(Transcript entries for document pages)

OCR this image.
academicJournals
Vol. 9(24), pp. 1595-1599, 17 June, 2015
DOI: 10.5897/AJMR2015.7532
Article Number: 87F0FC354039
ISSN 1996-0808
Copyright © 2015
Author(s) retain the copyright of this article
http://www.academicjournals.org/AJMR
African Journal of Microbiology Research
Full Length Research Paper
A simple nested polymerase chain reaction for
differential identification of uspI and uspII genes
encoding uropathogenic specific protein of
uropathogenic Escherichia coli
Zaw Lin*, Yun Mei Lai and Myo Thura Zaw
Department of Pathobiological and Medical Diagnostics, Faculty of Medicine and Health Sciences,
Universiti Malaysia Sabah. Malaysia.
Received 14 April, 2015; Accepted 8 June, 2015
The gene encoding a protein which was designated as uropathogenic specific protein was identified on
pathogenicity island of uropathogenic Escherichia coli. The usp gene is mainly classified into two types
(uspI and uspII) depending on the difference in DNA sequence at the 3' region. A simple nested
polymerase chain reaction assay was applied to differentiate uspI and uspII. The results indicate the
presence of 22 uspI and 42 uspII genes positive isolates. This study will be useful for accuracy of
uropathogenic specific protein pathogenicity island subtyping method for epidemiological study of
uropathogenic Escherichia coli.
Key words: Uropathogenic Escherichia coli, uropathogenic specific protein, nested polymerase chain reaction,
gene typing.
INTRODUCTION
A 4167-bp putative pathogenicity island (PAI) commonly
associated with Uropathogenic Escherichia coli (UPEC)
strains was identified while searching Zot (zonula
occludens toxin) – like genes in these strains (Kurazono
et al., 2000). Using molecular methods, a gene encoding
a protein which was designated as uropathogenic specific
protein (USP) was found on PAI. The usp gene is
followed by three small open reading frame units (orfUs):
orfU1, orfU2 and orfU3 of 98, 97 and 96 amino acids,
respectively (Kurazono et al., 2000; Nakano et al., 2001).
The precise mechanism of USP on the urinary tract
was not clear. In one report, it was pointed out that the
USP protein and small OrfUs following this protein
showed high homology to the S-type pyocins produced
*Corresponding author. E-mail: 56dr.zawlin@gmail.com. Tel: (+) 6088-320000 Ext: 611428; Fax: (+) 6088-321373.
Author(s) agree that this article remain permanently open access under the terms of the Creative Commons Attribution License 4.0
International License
==
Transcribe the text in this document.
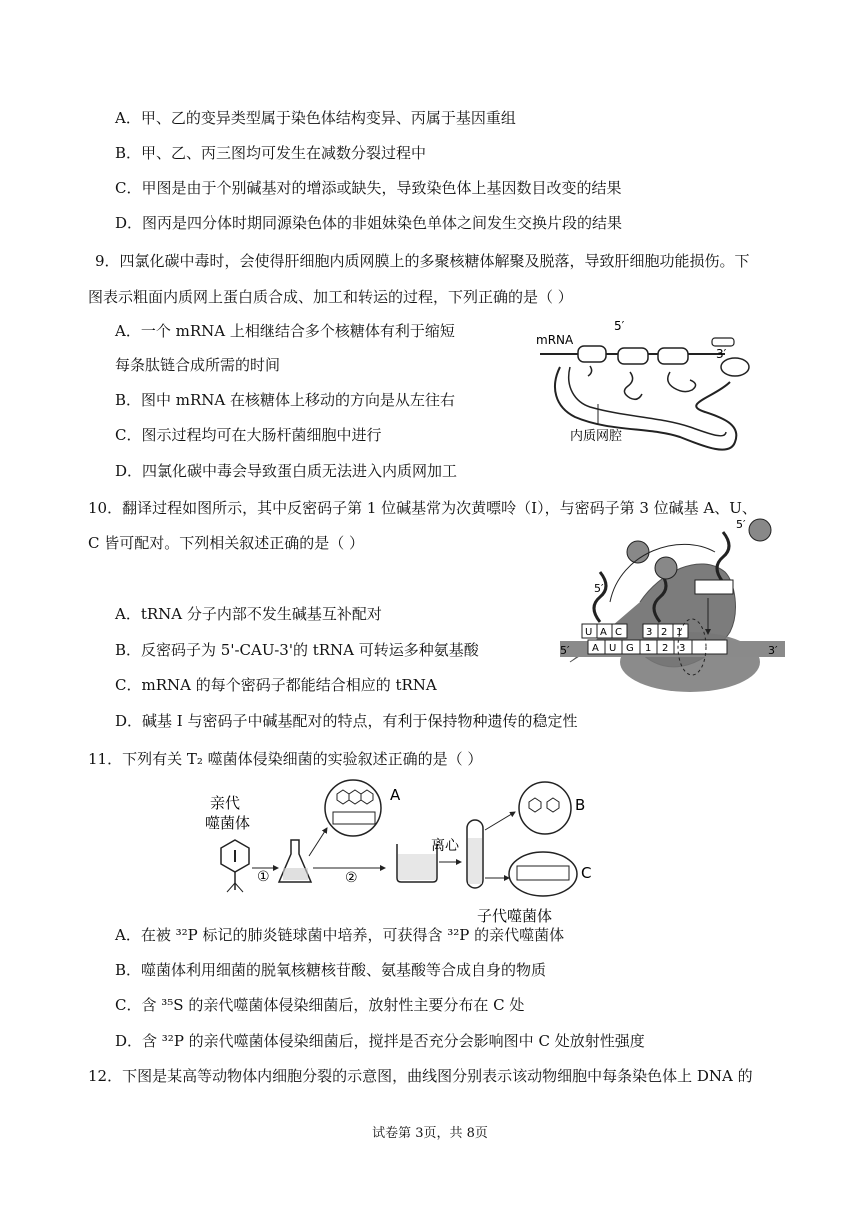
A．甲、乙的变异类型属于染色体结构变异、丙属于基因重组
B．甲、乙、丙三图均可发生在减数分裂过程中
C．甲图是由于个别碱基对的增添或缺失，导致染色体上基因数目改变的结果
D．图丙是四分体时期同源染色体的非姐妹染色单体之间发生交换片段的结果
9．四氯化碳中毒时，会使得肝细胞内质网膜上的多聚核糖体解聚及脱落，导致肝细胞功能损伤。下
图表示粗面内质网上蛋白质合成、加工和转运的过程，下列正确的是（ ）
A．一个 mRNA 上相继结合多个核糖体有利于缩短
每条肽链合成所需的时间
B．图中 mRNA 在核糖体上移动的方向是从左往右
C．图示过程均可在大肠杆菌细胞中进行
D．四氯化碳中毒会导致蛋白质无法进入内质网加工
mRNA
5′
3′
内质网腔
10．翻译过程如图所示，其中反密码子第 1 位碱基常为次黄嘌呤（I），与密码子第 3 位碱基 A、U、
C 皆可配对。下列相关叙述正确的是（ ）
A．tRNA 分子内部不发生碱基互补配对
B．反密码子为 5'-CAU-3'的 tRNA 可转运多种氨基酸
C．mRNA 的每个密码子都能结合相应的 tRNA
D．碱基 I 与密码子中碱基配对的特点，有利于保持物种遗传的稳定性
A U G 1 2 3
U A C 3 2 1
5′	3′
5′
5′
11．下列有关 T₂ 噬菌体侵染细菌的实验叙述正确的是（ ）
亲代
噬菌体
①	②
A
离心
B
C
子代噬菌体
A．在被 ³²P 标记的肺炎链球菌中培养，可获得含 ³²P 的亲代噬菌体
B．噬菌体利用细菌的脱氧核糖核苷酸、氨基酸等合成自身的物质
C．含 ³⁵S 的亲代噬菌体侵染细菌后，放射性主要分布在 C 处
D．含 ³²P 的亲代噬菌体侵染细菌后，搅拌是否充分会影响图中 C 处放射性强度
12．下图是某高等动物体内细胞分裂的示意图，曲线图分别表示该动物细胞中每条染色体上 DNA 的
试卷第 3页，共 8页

- What the task requires:
Search the data above for the string "designated". Report every line where it is found.

- Written solution:
The gene encoding a protein which was designated as uropathogenic specific protein was identified on
a protein which was designated as uropathogenic specific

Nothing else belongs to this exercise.